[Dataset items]
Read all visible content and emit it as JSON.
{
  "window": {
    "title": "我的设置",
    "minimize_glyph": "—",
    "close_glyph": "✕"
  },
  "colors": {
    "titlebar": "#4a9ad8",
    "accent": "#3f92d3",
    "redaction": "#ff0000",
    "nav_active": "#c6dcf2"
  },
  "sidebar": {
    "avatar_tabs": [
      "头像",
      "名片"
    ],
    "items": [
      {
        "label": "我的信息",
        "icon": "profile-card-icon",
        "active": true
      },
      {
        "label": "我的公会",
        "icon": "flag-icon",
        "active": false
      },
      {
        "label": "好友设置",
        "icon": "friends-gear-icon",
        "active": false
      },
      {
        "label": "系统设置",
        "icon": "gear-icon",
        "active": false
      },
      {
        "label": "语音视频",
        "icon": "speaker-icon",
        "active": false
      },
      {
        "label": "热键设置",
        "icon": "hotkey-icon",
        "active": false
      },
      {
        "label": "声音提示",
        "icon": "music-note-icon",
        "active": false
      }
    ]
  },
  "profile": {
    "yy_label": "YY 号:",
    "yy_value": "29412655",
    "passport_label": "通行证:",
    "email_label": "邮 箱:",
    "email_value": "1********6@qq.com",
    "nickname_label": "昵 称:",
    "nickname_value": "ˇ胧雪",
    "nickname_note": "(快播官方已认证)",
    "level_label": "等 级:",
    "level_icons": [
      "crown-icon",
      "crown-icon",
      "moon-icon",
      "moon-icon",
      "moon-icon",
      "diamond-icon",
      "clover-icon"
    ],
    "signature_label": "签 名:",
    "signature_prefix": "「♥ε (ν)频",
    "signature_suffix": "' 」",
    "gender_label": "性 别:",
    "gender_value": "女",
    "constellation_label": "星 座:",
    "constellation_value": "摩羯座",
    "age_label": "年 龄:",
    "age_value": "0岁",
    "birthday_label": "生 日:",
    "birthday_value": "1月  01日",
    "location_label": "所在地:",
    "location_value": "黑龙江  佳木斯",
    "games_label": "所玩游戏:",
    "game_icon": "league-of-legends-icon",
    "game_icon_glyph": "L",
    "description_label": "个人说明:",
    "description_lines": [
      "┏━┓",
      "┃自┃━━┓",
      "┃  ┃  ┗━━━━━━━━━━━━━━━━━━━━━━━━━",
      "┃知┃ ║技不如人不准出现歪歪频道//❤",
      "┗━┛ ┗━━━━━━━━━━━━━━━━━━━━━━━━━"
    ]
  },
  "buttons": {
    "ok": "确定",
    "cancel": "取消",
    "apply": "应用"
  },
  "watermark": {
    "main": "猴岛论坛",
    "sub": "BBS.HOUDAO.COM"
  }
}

What you will do:
All of the lines above need to be given again exactly.

Response to the task:
Read all visible content and emit it as JSON.
{
  "window": {
    "title": "我的设置",
    "minimize_glyph": "—",
    "close_glyph": "✕"
  },
  "colors": {
    "titlebar": "#4a9ad8",
    "accent": "#3f92d3",
    "redaction": "#ff0000",
    "nav_active": "#c6dcf2"
  },
  "sidebar": {
    "avatar_tabs": [
      "头像",
      "名片"
    ],
    "items": [
      {
        "label": "我的信息",
        "icon": "profile-card-icon",
        "active": true
      },
      {
        "label": "我的公会",
        "icon": "flag-icon",
        "active": false
      },
      {
        "label": "好友设置",
        "icon": "friends-gear-icon",
        "active": false
      },
      {
        "label": "系统设置",
        "icon": "gear-icon",
        "active": false
      },
      {
        "label": "语音视频",
        "icon": "speaker-icon",
        "active": false
      },
      {
        "label": "热键设置",
        "icon": "hotkey-icon",
        "active": false
      },
      {
        "label": "声音提示",
        "icon": "music-note-icon",
        "active": false
      }
    ]
  },
  "profile": {
    "yy_label": "YY 号:",
    "yy_value": "29412655",
    "passport_label": "通行证:",
    "email_label": "邮 箱:",
    "email_value": "1********6@qq.com",
    "nickname_label": "昵 称:",
    "nickname_value": "ˇ胧雪",
    "nickname_note": "(快播官方已认证)",
    "level_label": "等 级:",
    "level_icons": [
      "crown-icon",
      "crown-icon",
      "moon-icon",
      "moon-icon",
      "moon-icon",
      "diamond-icon",
      "clover-icon"
    ],
    "signature_label": "签 名:",
    "signature_prefix": "「♥ε (ν)频",
    "signature_suffix": "' 」",
    "gender_label": "性 别:",
    "gender_value": "女",
    "constellation_label": "星 座:",
    "constellation_value": "摩羯座",
    "age_label": "年 龄:",
    "age_value": "0岁",
    "birthday_label": "生 日:",
    "birthday_value": "1月  01日",
    "location_label": "所在地:",
    "location_value": "黑龙江  佳木斯",
    "games_label": "所玩游戏:",
    "game_icon": "league-of-legends-icon",
    "game_icon_glyph": "L",
    "description_label": "个人说明:",
    "description_lines": [
      "┏━┓",
      "┃自┃━━┓",
      "┃  ┃  ┗━━━━━━━━━━━━━━━━━━━━━━━━━",
      "┃知┃ ║技不如人不准出现歪歪频道//❤",
      "┗━┛ ┗━━━━━━━━━━━━━━━━━━━━━━━━━"
    ]
  },
  "buttons": {
    "ok": "确定",
    "cancel": "取消",
    "apply": "应用"
  },
  "watermark": {
    "main": "猴岛论坛",
    "sub": "BBS.HOUDAO.COM"
  }
}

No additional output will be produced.